## Required task
Which lines hold the string "temperature"? Copy every one of them.

## Provided information
====
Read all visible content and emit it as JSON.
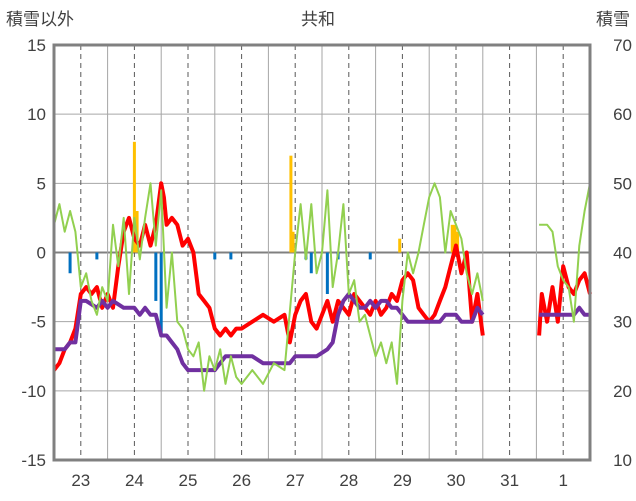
{
  "chart_data": {
    "type": "line",
    "title": "共和",
    "ylabel_left": "積雪以外",
    "ylabel_right": "積雪",
    "ylim_left": [
      -15,
      15
    ],
    "ylim_right": [
      10,
      70
    ],
    "yticks_left": [
      "15",
      "10",
      "5",
      "0",
      "-5",
      "-10",
      "-15"
    ],
    "yticks_right": [
      "70",
      "60",
      "50",
      "40",
      "30",
      "20",
      "10"
    ],
    "x_range": [
      22.5,
      1.5
    ],
    "x_labels": [
      "23",
      "24",
      "25",
      "26",
      "27",
      "28",
      "29",
      "30",
      "31",
      "1"
    ],
    "grid": true,
    "colors": {
      "temperature": "#ff0000",
      "snow_depth": "#7030a0",
      "snowfall": "#ffc000",
      "precipitation": "#0070c0",
      "daylight": "#92d050",
      "frame": "#808080"
    },
    "series": [
      {
        "key": "temperature",
        "axis": "left",
        "x": [
          22.5,
          22.6,
          22.7,
          22.8,
          22.9,
          23.0,
          23.1,
          23.2,
          23.3,
          23.4,
          23.5,
          23.6,
          23.7,
          23.8,
          23.9,
          24.0,
          24.1,
          24.2,
          24.3,
          24.4,
          24.5,
          24.55,
          24.6,
          24.7,
          24.8,
          24.9,
          25.0,
          25.1,
          25.2,
          25.3,
          25.4,
          25.5,
          25.6,
          25.7,
          25.8,
          25.9,
          26.0,
          26.2,
          26.4,
          26.6,
          26.8,
          26.9,
          27.0,
          27.1,
          27.2,
          27.3,
          27.4,
          27.5,
          27.6,
          27.7,
          27.8,
          27.9,
          28.0,
          28.1,
          28.2,
          28.3,
          28.4,
          28.5,
          28.6,
          28.7,
          28.8,
          28.9,
          29.0,
          29.1,
          29.2,
          29.3,
          29.4,
          29.5,
          29.6,
          29.7,
          29.8,
          29.9,
          30.0,
          30.1,
          30.2,
          30.3,
          30.4,
          30.5,
          31.55,
          31.6,
          31.7,
          31.8,
          31.9,
          32.0,
          32.1,
          32.2,
          32.3,
          32.4,
          32.5
        ],
        "y": [
          -8.5,
          -8.0,
          -7.0,
          -6.5,
          -5.5,
          -3.0,
          -2.5,
          -3.0,
          -2.5,
          -4.0,
          -3.0,
          -4.0,
          -1.0,
          1.5,
          2.5,
          1.0,
          0.5,
          2.0,
          0.5,
          2.0,
          5.0,
          4.0,
          2.0,
          2.5,
          2.0,
          0.5,
          1.0,
          0.0,
          -3.0,
          -3.5,
          -4.0,
          -5.5,
          -6.0,
          -5.5,
          -6.0,
          -5.5,
          -5.5,
          -5.0,
          -4.5,
          -5.0,
          -4.5,
          -6.5,
          -4.5,
          -3.5,
          -3.0,
          -5.0,
          -5.5,
          -4.5,
          -3.5,
          -5.0,
          -3.5,
          -4.0,
          -4.5,
          -3.0,
          -3.5,
          -4.0,
          -4.5,
          -3.5,
          -4.5,
          -4.0,
          -3.0,
          -3.5,
          -2.0,
          -1.5,
          -2.0,
          -4.0,
          -4.5,
          -5.0,
          -4.5,
          -3.5,
          -2.5,
          -1.0,
          0.5,
          -1.5,
          0.0,
          -5.0,
          -3.0,
          -6.0,
          -6.0,
          -3.0,
          -5.0,
          -2.5,
          -5.0,
          -1.0,
          -2.5,
          -3.0,
          -2.0,
          -1.5,
          -3.0
        ]
      },
      {
        "key": "snow_depth",
        "axis": "right",
        "x": [
          22.5,
          22.7,
          22.8,
          22.9,
          23.0,
          23.1,
          23.3,
          23.4,
          23.5,
          23.6,
          23.8,
          24.0,
          24.1,
          24.2,
          24.3,
          24.4,
          24.5,
          24.6,
          24.7,
          24.8,
          24.9,
          25.0,
          25.2,
          25.3,
          25.4,
          25.5,
          25.6,
          25.7,
          25.8,
          26.0,
          26.2,
          26.4,
          26.6,
          26.8,
          26.9,
          27.0,
          27.2,
          27.4,
          27.6,
          27.7,
          27.8,
          27.9,
          28.0,
          28.1,
          28.2,
          28.3,
          28.4,
          28.5,
          28.6,
          28.7,
          28.8,
          28.9,
          29.0,
          29.1,
          29.2,
          29.3,
          29.5,
          29.7,
          29.8,
          29.9,
          30.0,
          30.1,
          30.2,
          30.3,
          30.4,
          30.5,
          31.55,
          31.8,
          32.0,
          32.2,
          32.3,
          32.4,
          32.5
        ],
        "y": [
          26,
          26,
          27,
          27,
          33,
          33,
          32,
          33,
          32,
          33,
          32,
          32,
          31,
          32,
          31,
          31,
          28,
          28,
          27,
          26,
          24,
          23,
          23,
          23,
          23,
          23,
          24,
          25,
          25,
          25,
          25,
          24,
          24,
          24,
          24,
          25,
          25,
          25,
          26,
          27,
          31,
          33,
          34,
          33,
          32,
          32,
          33,
          32,
          33,
          33,
          32,
          32,
          31,
          30,
          30,
          30,
          30,
          30,
          31,
          31,
          31,
          30,
          30,
          30,
          32,
          31,
          31,
          31,
          31,
          31,
          32,
          31,
          31
        ]
      },
      {
        "key": "daylight",
        "axis": "left",
        "x": [
          22.5,
          22.6,
          22.7,
          22.8,
          22.9,
          23.0,
          23.1,
          23.2,
          23.3,
          23.4,
          23.5,
          23.6,
          23.7,
          23.8,
          23.9,
          24.0,
          24.1,
          24.2,
          24.3,
          24.4,
          24.5,
          24.6,
          24.7,
          24.8,
          24.9,
          25.0,
          25.1,
          25.2,
          25.3,
          25.4,
          25.5,
          25.6,
          25.7,
          25.8,
          25.9,
          26.0,
          26.2,
          26.4,
          26.6,
          26.8,
          27.0,
          27.1,
          27.2,
          27.3,
          27.4,
          27.5,
          27.6,
          27.7,
          27.8,
          27.9,
          28.0,
          28.1,
          28.2,
          28.3,
          28.4,
          28.5,
          28.6,
          28.7,
          28.8,
          28.9,
          29.0,
          29.1,
          29.2,
          29.3,
          29.4,
          29.5,
          29.6,
          29.7,
          29.8,
          29.9,
          30.0,
          30.1,
          30.2,
          30.3,
          30.4,
          30.5,
          31.55,
          31.7,
          31.8,
          31.9,
          32.0,
          32.1,
          32.2,
          32.3,
          32.4,
          32.5
        ],
        "y": [
          2.0,
          3.5,
          1.5,
          3.0,
          1.5,
          -2.5,
          -1.5,
          -3.5,
          -4.5,
          -2.5,
          -3.5,
          2.0,
          -1.0,
          2.5,
          -3.0,
          2.5,
          -0.5,
          2.5,
          5.0,
          0.5,
          4.5,
          -4.0,
          0.0,
          -5.0,
          -5.5,
          -7.0,
          -7.5,
          -6.5,
          -10.0,
          -7.5,
          -8.5,
          -7.0,
          -9.5,
          -7.5,
          -9.0,
          -9.5,
          -8.5,
          -9.5,
          -8.0,
          -8.5,
          0.0,
          3.5,
          -0.5,
          3.5,
          -1.5,
          0.0,
          4.5,
          -2.5,
          0.0,
          3.5,
          -3.0,
          -2.0,
          -5.0,
          -4.5,
          -6.0,
          -7.5,
          -6.5,
          -8.0,
          -6.5,
          -9.5,
          -3.5,
          0.0,
          -1.5,
          0.0,
          2.0,
          4.0,
          5.0,
          4.0,
          0.0,
          3.0,
          2.0,
          1.0,
          -1.5,
          -3.0,
          -1.5,
          -3.5,
          2.0,
          2.0,
          1.5,
          -1.0,
          -2.0,
          -2.5,
          -5.0,
          0.5,
          3.0,
          5.0
        ]
      }
    ],
    "bars": [
      {
        "key": "snowfall",
        "axis": "left",
        "x": [
          24.0,
          24.05,
          26.92,
          26.96,
          28.95,
          29.93,
          29.98,
          30.03
        ],
        "y": [
          8.0,
          3.0,
          7.0,
          1.5,
          1.0,
          2.0,
          2.0,
          1.5
        ]
      },
      {
        "key": "precipitation",
        "axis": "left",
        "x": [
          22.8,
          23.3,
          24.4,
          24.5,
          25.5,
          25.8,
          27.2,
          27.3,
          27.6,
          27.8,
          28.4
        ],
        "y": [
          -1.5,
          -0.5,
          -3.5,
          -6.0,
          -0.5,
          -0.5,
          -0.5,
          -1.5,
          -3.0,
          -0.5,
          -0.5
        ]
      }
    ]
  }
}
====
## Task response
      "temperature": "#ff0000",
        "key": "temperature",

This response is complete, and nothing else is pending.